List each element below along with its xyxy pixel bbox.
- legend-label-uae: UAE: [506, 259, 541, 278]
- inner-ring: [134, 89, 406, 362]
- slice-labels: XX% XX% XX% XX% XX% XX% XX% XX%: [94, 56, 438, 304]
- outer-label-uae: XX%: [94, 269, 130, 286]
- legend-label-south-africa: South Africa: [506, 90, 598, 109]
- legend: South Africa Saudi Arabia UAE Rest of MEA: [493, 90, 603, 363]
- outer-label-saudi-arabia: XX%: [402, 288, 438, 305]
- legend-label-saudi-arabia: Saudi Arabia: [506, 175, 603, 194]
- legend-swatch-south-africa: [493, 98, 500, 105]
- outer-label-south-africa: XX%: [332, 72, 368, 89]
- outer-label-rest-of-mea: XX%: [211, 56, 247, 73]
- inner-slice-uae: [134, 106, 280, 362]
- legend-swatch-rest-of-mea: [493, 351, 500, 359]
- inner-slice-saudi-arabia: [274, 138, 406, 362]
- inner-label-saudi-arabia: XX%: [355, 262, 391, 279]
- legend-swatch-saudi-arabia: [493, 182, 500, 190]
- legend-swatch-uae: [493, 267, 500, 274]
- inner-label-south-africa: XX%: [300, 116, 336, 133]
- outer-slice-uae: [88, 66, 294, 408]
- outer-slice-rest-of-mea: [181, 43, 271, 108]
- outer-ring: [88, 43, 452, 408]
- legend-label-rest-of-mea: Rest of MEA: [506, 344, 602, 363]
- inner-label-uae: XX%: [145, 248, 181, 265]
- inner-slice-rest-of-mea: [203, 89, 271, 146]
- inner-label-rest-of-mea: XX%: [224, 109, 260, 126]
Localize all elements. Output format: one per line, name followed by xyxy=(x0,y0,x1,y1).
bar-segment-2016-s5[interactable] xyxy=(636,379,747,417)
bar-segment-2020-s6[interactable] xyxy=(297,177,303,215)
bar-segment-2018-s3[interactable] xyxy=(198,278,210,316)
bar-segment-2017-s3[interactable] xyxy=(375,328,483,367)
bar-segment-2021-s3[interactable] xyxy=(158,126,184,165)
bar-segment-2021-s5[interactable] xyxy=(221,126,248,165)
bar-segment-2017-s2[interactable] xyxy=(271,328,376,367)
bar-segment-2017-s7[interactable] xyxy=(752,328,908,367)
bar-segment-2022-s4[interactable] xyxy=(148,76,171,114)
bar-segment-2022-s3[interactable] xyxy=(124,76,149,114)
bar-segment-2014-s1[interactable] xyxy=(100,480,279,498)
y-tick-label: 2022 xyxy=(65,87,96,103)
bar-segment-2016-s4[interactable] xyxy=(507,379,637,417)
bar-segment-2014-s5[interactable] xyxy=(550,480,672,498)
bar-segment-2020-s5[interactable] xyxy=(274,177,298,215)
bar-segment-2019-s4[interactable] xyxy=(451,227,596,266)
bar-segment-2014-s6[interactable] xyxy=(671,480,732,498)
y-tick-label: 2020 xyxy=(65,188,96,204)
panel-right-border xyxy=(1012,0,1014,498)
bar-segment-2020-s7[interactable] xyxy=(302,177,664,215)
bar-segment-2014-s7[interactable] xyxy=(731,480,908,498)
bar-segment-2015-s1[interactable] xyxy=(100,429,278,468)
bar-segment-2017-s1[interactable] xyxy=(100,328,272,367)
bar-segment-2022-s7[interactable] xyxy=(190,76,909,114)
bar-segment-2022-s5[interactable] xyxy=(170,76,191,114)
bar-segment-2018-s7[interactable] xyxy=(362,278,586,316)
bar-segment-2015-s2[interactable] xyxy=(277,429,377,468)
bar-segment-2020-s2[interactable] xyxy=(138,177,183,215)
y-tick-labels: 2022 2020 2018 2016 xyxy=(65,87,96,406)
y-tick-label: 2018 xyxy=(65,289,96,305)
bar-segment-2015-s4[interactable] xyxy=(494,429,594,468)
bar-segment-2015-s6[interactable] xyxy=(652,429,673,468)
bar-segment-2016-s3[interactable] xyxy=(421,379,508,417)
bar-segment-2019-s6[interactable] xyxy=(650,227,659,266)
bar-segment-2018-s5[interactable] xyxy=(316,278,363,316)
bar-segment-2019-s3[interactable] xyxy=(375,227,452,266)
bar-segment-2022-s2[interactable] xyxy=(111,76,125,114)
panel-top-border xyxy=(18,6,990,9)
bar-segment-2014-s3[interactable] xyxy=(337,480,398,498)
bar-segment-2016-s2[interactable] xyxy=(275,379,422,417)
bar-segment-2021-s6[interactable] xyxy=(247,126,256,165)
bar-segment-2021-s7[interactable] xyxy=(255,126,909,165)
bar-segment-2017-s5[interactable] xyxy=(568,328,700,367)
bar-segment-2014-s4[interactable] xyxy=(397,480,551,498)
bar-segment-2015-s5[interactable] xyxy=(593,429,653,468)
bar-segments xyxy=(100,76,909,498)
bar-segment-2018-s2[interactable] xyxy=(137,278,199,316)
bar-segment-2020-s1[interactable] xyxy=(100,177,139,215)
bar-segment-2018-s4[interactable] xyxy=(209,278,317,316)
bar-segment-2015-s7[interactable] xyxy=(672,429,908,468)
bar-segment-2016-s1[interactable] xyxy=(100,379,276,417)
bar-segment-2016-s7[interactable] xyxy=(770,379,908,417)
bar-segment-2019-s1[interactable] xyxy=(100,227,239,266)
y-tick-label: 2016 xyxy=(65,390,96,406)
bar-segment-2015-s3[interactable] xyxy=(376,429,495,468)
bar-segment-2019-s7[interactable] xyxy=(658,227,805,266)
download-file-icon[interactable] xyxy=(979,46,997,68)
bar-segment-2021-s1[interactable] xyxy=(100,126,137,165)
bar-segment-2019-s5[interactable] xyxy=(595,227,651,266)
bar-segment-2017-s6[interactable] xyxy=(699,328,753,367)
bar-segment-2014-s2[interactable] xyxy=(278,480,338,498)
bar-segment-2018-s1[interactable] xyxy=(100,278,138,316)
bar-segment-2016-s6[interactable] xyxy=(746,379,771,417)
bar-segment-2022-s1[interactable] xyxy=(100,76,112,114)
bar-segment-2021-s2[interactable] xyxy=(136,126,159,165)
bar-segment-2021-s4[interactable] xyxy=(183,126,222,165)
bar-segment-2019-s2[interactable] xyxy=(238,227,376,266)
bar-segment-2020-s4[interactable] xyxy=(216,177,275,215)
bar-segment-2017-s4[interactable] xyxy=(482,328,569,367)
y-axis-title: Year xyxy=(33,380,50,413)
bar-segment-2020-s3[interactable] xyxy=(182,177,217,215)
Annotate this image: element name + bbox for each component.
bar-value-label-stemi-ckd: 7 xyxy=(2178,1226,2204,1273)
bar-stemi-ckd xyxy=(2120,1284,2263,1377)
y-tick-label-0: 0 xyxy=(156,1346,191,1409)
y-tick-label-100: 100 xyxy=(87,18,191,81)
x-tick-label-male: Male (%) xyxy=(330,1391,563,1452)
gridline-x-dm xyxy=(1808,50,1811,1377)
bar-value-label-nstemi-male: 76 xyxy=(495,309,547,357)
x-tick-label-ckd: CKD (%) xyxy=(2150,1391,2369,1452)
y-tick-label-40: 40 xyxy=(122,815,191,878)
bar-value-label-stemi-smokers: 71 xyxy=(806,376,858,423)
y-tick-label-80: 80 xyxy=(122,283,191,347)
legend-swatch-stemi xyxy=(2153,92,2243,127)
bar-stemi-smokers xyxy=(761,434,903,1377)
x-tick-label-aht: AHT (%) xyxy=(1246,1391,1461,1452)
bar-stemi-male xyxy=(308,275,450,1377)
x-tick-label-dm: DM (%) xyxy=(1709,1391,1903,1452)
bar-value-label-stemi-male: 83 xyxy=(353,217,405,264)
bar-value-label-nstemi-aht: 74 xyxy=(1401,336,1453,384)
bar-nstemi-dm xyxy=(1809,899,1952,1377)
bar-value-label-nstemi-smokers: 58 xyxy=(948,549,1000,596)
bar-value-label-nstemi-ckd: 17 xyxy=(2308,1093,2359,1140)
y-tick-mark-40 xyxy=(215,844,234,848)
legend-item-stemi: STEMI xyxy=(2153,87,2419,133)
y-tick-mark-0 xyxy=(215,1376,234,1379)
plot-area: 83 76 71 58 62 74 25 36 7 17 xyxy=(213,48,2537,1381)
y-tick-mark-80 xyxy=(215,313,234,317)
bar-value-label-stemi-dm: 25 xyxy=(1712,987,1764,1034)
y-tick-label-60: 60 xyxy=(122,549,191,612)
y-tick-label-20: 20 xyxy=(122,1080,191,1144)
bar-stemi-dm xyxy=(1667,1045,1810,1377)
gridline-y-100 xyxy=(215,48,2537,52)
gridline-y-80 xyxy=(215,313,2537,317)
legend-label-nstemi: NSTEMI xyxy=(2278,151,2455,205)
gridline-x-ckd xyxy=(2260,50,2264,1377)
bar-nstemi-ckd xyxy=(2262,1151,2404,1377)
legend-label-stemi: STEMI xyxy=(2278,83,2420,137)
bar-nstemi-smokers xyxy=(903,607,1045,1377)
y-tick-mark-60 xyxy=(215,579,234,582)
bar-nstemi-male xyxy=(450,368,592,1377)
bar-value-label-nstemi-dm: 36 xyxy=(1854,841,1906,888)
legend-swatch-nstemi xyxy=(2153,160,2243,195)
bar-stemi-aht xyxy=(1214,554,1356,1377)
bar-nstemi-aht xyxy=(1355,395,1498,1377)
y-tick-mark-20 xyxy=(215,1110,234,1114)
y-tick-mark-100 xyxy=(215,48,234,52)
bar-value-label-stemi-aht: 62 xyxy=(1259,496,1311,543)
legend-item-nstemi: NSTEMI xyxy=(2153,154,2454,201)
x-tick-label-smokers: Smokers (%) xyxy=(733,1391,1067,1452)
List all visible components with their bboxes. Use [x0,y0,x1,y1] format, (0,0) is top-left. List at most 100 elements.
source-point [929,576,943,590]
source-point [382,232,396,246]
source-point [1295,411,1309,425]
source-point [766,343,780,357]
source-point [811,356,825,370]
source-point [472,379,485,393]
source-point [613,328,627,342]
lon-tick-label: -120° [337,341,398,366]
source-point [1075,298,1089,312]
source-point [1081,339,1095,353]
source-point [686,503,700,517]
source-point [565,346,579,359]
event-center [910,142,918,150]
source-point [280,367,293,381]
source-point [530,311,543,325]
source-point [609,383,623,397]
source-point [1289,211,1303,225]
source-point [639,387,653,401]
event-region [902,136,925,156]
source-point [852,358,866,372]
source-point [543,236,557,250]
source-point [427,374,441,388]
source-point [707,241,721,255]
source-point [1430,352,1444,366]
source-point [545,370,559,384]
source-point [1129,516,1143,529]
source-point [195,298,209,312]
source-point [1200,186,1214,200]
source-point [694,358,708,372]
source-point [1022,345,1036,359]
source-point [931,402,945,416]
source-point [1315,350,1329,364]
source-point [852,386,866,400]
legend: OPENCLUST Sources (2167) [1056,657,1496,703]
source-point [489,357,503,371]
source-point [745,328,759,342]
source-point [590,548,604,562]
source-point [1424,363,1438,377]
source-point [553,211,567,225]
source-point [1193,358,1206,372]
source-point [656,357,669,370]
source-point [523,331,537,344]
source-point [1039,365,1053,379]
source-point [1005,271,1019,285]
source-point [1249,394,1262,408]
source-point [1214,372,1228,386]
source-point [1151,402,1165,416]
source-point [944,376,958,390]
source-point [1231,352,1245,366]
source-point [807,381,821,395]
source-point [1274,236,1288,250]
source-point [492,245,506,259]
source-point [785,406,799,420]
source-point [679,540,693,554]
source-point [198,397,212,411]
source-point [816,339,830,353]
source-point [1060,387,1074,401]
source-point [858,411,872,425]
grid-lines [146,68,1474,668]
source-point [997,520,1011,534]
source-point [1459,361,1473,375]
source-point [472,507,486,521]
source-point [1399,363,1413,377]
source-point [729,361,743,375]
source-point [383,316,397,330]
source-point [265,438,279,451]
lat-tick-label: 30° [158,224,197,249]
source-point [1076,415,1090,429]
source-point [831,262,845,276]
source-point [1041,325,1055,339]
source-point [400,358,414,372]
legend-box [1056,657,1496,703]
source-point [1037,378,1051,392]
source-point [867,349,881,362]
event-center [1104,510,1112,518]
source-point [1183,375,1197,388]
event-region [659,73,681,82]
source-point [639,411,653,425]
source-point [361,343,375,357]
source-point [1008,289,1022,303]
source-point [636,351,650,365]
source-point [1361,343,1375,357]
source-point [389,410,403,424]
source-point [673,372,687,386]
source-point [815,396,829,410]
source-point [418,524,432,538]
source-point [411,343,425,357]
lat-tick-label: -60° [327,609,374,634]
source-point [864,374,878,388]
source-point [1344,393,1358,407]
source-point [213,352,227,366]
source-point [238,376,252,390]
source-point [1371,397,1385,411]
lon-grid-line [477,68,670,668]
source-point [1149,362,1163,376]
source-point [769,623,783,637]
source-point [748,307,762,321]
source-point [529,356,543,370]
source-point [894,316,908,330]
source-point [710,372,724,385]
________
What to do – Copy everything from the start of the records down to the line containing "- legend-label-saudi-arabia: Saudi", keeping each line word for word.

The solution –
List each element below along with its xyxy pixel bbox.
- legend-label-uae: UAE: [506, 259, 541, 278]
- inner-ring: [134, 89, 406, 362]
- slice-labels: XX% XX% XX% XX% XX% XX% XX% XX%: [94, 56, 438, 304]
- outer-label-uae: XX%: [94, 269, 130, 286]
- legend-label-south-africa: South Africa: [506, 90, 598, 109]
- legend: South Africa Saudi Arabia UAE Rest of MEA: [493, 90, 603, 363]
- outer-label-saudi-arabia: XX%: [402, 288, 438, 305]
- legend-label-saudi-arabia: Saudi Arabia: [506, 175, 603, 194]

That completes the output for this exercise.